### To do
Reproduce every entry exactly as shown.

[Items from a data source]
--

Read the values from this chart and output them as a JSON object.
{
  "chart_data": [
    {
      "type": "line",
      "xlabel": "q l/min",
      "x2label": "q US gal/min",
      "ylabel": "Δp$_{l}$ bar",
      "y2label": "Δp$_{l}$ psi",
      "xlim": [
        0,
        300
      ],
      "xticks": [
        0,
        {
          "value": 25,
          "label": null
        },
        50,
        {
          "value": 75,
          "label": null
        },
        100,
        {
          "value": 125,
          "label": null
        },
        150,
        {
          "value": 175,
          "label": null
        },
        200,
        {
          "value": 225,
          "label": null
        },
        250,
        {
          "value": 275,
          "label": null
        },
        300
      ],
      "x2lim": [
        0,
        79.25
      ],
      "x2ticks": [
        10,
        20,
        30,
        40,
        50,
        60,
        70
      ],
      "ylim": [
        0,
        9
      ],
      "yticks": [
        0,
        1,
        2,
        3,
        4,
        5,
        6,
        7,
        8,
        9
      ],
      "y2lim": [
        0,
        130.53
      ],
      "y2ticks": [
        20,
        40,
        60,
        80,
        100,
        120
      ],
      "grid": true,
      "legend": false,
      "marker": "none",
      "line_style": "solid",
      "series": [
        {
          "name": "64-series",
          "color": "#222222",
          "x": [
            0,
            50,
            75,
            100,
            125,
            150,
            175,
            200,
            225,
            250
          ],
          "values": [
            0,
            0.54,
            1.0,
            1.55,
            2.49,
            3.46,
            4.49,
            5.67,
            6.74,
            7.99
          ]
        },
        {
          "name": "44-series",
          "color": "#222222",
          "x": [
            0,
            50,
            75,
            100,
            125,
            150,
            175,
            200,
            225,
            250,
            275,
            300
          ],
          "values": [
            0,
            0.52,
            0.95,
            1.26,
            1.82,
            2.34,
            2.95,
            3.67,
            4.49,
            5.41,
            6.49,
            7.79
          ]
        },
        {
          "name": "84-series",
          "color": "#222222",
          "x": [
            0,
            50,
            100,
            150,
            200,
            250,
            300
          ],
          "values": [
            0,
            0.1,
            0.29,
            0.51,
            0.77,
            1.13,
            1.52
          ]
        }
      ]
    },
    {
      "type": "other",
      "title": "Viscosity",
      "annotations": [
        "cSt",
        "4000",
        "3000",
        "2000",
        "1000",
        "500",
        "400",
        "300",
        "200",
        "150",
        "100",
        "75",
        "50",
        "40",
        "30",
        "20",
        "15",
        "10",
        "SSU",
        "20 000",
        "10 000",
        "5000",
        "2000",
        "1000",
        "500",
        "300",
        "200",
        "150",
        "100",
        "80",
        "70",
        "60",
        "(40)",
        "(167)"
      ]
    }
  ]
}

--

### Exercise result
Read the values from this chart and output them as a JSON object.
{
  "chart_data": [
    {
      "type": "line",
      "xlabel": "q l/min",
      "x2label": "q US gal/min",
      "ylabel": "Δp$_{l}$ bar",
      "y2label": "Δp$_{l}$ psi",
      "xlim": [
        0,
        300
      ],
      "xticks": [
        0,
        {
          "value": 25,
          "label": null
        },
        50,
        {
          "value": 75,
          "label": null
        },
        100,
        {
          "value": 125,
          "label": null
        },
        150,
        {
          "value": 175,
          "label": null
        },
        200,
        {
          "value": 225,
          "label": null
        },
        250,
        {
          "value": 275,
          "label": null
        },
        300
      ],
      "x2lim": [
        0,
        79.25
      ],
      "x2ticks": [
        10,
        20,
        30,
        40,
        50,
        60,
        70
      ],
      "ylim": [
        0,
        9
      ],
      "yticks": [
        0,
        1,
        2,
        3,
        4,
        5,
        6,
        7,
        8,
        9
      ],
      "y2lim": [
        0,
        130.53
      ],
      "y2ticks": [
        20,
        40,
        60,
        80,
        100,
        120
      ],
      "grid": true,
      "legend": false,
      "marker": "none",
      "line_style": "solid",
      "series": [
        {
          "name": "64-series",
          "color": "#222222",
          "x": [
            0,
            50,
            75,
            100,
            125,
            150,
            175,
            200,
            225,
            250
          ],
          "values": [
            0,
            0.54,
            1.0,
            1.55,
            2.49,
            3.46,
            4.49,
            5.67,
            6.74,
            7.99
          ]
        },
        {
          "name": "44-series",
          "color": "#222222",
          "x": [
            0,
            50,
            75,
            100,
            125,
            150,
            175,
            200,
            225,
            250,
            275,
            300
          ],
          "values": [
            0,
            0.52,
            0.95,
            1.26,
            1.82,
            2.34,
            2.95,
            3.67,
            4.49,
            5.41,
            6.49,
            7.79
          ]
        },
        {
          "name": "84-series",
          "color": "#222222",
          "x": [
            0,
            50,
            100,
            150,
            200,
            250,
            300
          ],
          "values": [
            0,
            0.1,
            0.29,
            0.51,
            0.77,
            1.13,
            1.52
          ]
        }
      ]
    },
    {
      "type": "other",
      "title": "Viscosity",
      "annotations": [
        "cSt",
        "4000",
        "3000",
        "2000",
        "1000",
        "500",
        "400",
        "300",
        "200",
        "150",
        "100",
        "75",
        "50",
        "40",
        "30",
        "20",
        "15",
        "10",
        "SSU",
        "20 000",
        "10 000",
        "5000",
        "2000",
        "1000",
        "500",
        "300",
        "200",
        "150",
        "100",
        "80",
        "70",
        "60",
        "(40)",
        "(167)"
      ]
    }
  ]
}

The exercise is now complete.